• DIRECTION: Pull every line that holds the word "Líquido" from the entries.

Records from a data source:
==================================================
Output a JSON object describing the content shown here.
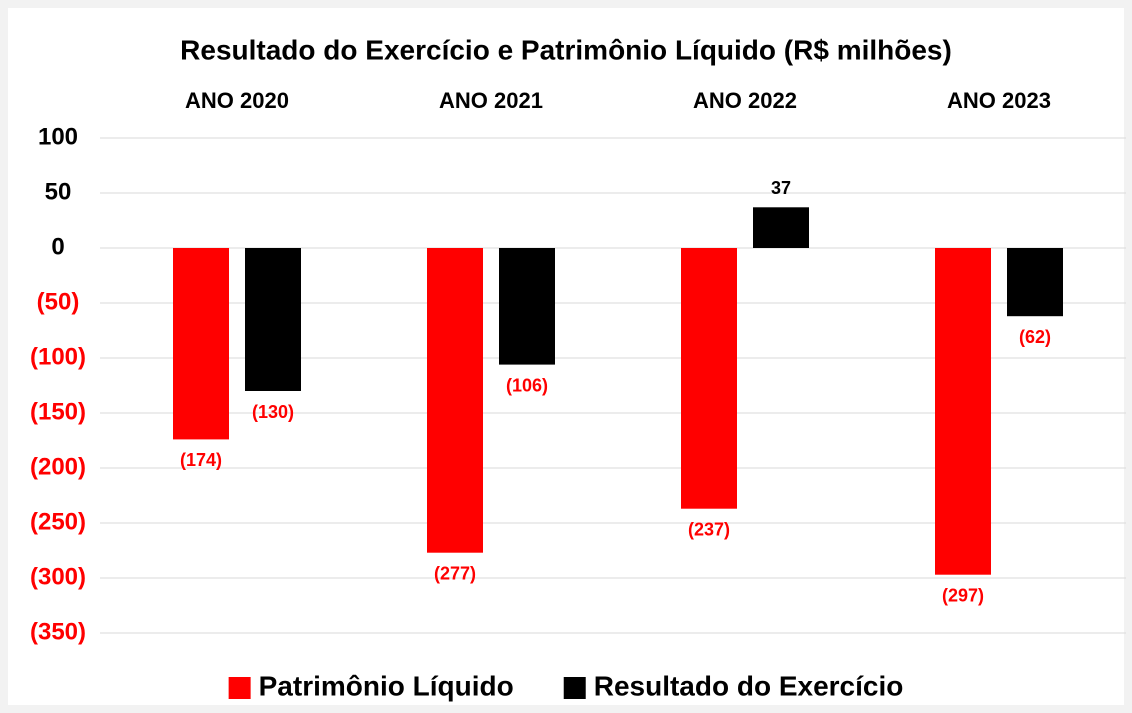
{
  "chart_data": {
    "type": "bar",
    "title": "Resultado do Exercício e Patrimônio Líquido (R$ milhões)",
    "categories": [
      "ANO 2020",
      "ANO 2021",
      "ANO 2022",
      "ANO 2023"
    ],
    "series": [
      {
        "name": "Patrimônio Líquido",
        "color": "#ff0000",
        "values": [
          -174,
          -277,
          -237,
          -297
        ],
        "value_labels": [
          "(174)",
          "(277)",
          "(237)",
          "(297)"
        ]
      },
      {
        "name": "Resultado do Exercício",
        "color": "#000000",
        "values": [
          -130,
          -106,
          37,
          -62
        ],
        "value_labels": [
          "(130)",
          "(106)",
          "37",
          "(62)"
        ]
      }
    ],
    "ylim": [
      -350,
      100
    ],
    "yticks": [
      100,
      50,
      0,
      {
        "value": -50,
        "label": "(50)"
      },
      {
        "value": -100,
        "label": "(100)"
      },
      {
        "value": -150,
        "label": "(150)"
      },
      {
        "value": -200,
        "label": "(200)"
      },
      {
        "value": -250,
        "label": "(250)"
      },
      {
        "value": -300,
        "label": "(300)"
      },
      {
        "value": -350,
        "label": "(350)"
      }
    ],
    "negative_color": "#ff0000",
    "grid": true,
    "legend": "bottom"
  }
}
==================================================
• WRITTEN RESPONSE:
    "title": "Resultado do Exercício e Patrimônio Líquido (R$ milhões)",
        "name": "Patrimônio Líquido",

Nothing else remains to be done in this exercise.